◆ Task brief ◆
Without skipping anything, write out each record below exactly.

======== Input for this task ========

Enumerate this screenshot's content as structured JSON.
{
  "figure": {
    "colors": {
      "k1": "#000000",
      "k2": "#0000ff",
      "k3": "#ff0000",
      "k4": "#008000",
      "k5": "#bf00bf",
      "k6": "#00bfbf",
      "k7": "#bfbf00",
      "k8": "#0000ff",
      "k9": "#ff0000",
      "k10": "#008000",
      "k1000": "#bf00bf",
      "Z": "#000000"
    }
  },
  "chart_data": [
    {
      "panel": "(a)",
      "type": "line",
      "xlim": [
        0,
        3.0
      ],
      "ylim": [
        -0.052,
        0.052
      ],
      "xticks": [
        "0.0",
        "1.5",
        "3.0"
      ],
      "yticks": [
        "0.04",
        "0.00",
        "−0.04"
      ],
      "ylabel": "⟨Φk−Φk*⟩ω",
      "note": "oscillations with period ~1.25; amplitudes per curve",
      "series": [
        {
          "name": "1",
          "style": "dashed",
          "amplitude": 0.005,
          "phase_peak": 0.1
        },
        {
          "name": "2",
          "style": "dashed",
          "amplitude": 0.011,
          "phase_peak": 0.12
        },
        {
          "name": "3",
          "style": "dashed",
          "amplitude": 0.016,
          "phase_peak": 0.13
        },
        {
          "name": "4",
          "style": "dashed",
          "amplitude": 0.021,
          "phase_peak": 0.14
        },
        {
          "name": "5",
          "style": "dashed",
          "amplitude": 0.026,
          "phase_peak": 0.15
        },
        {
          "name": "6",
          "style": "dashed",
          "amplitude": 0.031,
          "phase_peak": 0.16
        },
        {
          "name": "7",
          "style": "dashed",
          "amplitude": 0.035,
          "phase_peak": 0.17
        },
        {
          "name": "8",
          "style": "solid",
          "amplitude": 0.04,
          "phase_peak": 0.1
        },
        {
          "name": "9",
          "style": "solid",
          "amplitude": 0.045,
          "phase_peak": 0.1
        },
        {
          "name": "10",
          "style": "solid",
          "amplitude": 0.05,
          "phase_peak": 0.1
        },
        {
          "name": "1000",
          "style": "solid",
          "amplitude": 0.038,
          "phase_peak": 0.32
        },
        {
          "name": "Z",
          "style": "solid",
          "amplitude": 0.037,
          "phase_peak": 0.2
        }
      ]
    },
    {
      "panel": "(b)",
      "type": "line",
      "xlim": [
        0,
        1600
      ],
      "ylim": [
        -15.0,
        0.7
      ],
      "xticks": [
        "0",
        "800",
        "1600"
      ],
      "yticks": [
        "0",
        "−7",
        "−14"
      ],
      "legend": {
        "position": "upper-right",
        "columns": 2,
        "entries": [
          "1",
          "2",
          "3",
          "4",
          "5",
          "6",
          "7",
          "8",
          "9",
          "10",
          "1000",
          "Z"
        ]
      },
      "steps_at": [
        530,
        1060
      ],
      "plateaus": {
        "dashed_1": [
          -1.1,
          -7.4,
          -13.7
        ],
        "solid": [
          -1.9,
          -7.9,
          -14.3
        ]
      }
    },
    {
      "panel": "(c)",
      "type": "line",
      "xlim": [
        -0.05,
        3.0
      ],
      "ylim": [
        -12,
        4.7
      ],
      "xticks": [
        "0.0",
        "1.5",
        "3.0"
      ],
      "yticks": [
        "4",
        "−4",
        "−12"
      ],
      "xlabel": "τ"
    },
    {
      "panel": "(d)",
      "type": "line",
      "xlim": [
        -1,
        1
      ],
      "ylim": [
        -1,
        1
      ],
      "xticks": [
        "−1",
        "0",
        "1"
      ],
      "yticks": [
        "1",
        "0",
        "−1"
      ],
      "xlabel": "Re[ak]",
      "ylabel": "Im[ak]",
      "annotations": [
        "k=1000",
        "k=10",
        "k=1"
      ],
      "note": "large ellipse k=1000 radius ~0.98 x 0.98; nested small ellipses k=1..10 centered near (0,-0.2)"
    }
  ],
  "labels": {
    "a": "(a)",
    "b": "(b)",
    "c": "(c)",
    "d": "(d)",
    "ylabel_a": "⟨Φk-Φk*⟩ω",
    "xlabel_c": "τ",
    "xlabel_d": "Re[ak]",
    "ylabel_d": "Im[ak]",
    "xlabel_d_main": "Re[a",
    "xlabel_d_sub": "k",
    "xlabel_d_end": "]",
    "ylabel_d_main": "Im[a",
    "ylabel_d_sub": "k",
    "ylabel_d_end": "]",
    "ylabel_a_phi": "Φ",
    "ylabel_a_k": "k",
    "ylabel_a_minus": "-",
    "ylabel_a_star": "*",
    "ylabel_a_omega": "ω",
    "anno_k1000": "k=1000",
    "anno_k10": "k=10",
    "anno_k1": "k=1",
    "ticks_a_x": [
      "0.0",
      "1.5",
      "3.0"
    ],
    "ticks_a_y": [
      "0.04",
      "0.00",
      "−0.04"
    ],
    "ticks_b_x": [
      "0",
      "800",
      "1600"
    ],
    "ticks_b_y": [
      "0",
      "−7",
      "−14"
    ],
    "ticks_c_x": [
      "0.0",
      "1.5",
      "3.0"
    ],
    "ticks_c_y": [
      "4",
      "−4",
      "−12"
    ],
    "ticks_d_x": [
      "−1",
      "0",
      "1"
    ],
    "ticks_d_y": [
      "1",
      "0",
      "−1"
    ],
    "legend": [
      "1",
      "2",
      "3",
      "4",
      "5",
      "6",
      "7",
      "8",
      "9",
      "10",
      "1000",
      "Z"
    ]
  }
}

========

◆ Completed exercise ◆
Enumerate this screenshot's content as structured JSON.
{
  "figure": {
    "colors": {
      "k1": "#000000",
      "k2": "#0000ff",
      "k3": "#ff0000",
      "k4": "#008000",
      "k5": "#bf00bf",
      "k6": "#00bfbf",
      "k7": "#bfbf00",
      "k8": "#0000ff",
      "k9": "#ff0000",
      "k10": "#008000",
      "k1000": "#bf00bf",
      "Z": "#000000"
    }
  },
  "chart_data": [
    {
      "panel": "(a)",
      "type": "line",
      "xlim": [
        0,
        3.0
      ],
      "ylim": [
        -0.052,
        0.052
      ],
      "xticks": [
        "0.0",
        "1.5",
        "3.0"
      ],
      "yticks": [
        "0.04",
        "0.00",
        "−0.04"
      ],
      "ylabel": "⟨Φk−Φk*⟩ω",
      "note": "oscillations with period ~1.25; amplitudes per curve",
      "series": [
        {
          "name": "1",
          "style": "dashed",
          "amplitude": 0.005,
          "phase_peak": 0.1
        },
        {
          "name": "2",
          "style": "dashed",
          "amplitude": 0.011,
          "phase_peak": 0.12
        },
        {
          "name": "3",
          "style": "dashed",
          "amplitude": 0.016,
          "phase_peak": 0.13
        },
        {
          "name": "4",
          "style": "dashed",
          "amplitude": 0.021,
          "phase_peak": 0.14
        },
        {
          "name": "5",
          "style": "dashed",
          "amplitude": 0.026,
          "phase_peak": 0.15
        },
        {
          "name": "6",
          "style": "dashed",
          "amplitude": 0.031,
          "phase_peak": 0.16
        },
        {
          "name": "7",
          "style": "dashed",
          "amplitude": 0.035,
          "phase_peak": 0.17
        },
        {
          "name": "8",
          "style": "solid",
          "amplitude": 0.04,
          "phase_peak": 0.1
        },
        {
          "name": "9",
          "style": "solid",
          "amplitude": 0.045,
          "phase_peak": 0.1
        },
        {
          "name": "10",
          "style": "solid",
          "amplitude": 0.05,
          "phase_peak": 0.1
        },
        {
          "name": "1000",
          "style": "solid",
          "amplitude": 0.038,
          "phase_peak": 0.32
        },
        {
          "name": "Z",
          "style": "solid",
          "amplitude": 0.037,
          "phase_peak": 0.2
        }
      ]
    },
    {
      "panel": "(b)",
      "type": "line",
      "xlim": [
        0,
        1600
      ],
      "ylim": [
        -15.0,
        0.7
      ],
      "xticks": [
        "0",
        "800",
        "1600"
      ],
      "yticks": [
        "0",
        "−7",
        "−14"
      ],
      "legend": {
        "position": "upper-right",
        "columns": 2,
        "entries": [
          "1",
          "2",
          "3",
          "4",
          "5",
          "6",
          "7",
          "8",
          "9",
          "10",
          "1000",
          "Z"
        ]
      },
      "steps_at": [
        530,
        1060
      ],
      "plateaus": {
        "dashed_1": [
          -1.1,
          -7.4,
          -13.7
        ],
        "solid": [
          -1.9,
          -7.9,
          -14.3
        ]
      }
    },
    {
      "panel": "(c)",
      "type": "line",
      "xlim": [
        -0.05,
        3.0
      ],
      "ylim": [
        -12,
        4.7
      ],
      "xticks": [
        "0.0",
        "1.5",
        "3.0"
      ],
      "yticks": [
        "4",
        "−4",
        "−12"
      ],
      "xlabel": "τ"
    },
    {
      "panel": "(d)",
      "type": "line",
      "xlim": [
        -1,
        1
      ],
      "ylim": [
        -1,
        1
      ],
      "xticks": [
        "−1",
        "0",
        "1"
      ],
      "yticks": [
        "1",
        "0",
        "−1"
      ],
      "xlabel": "Re[ak]",
      "ylabel": "Im[ak]",
      "annotations": [
        "k=1000",
        "k=10",
        "k=1"
      ],
      "note": "large ellipse k=1000 radius ~0.98 x 0.98; nested small ellipses k=1..10 centered near (0,-0.2)"
    }
  ],
  "labels": {
    "a": "(a)",
    "b": "(b)",
    "c": "(c)",
    "d": "(d)",
    "ylabel_a": "⟨Φk-Φk*⟩ω",
    "xlabel_c": "τ",
    "xlabel_d": "Re[ak]",
    "ylabel_d": "Im[ak]",
    "xlabel_d_main": "Re[a",
    "xlabel_d_sub": "k",
    "xlabel_d_end": "]",
    "ylabel_d_main": "Im[a",
    "ylabel_d_sub": "k",
    "ylabel_d_end": "]",
    "ylabel_a_phi": "Φ",
    "ylabel_a_k": "k",
    "ylabel_a_minus": "-",
    "ylabel_a_star": "*",
    "ylabel_a_omega": "ω",
    "anno_k1000": "k=1000",
    "anno_k10": "k=10",
    "anno_k1": "k=1",
    "ticks_a_x": [
      "0.0",
      "1.5",
      "3.0"
    ],
    "ticks_a_y": [
      "0.04",
      "0.00",
      "−0.04"
    ],
    "ticks_b_x": [
      "0",
      "800",
      "1600"
    ],
    "ticks_b_y": [
      "0",
      "−7",
      "−14"
    ],
    "ticks_c_x": [
      "0.0",
      "1.5",
      "3.0"
    ],
    "ticks_c_y": [
      "4",
      "−4",
      "−12"
    ],
    "ticks_d_x": [
      "−1",
      "0",
      "1"
    ],
    "ticks_d_y": [
      "1",
      "0",
      "−1"
    ],
    "legend": [
      "1",
      "2",
      "3",
      "4",
      "5",
      "6",
      "7",
      "8",
      "9",
      "10",
      "1000",
      "Z"
    ]
  }
}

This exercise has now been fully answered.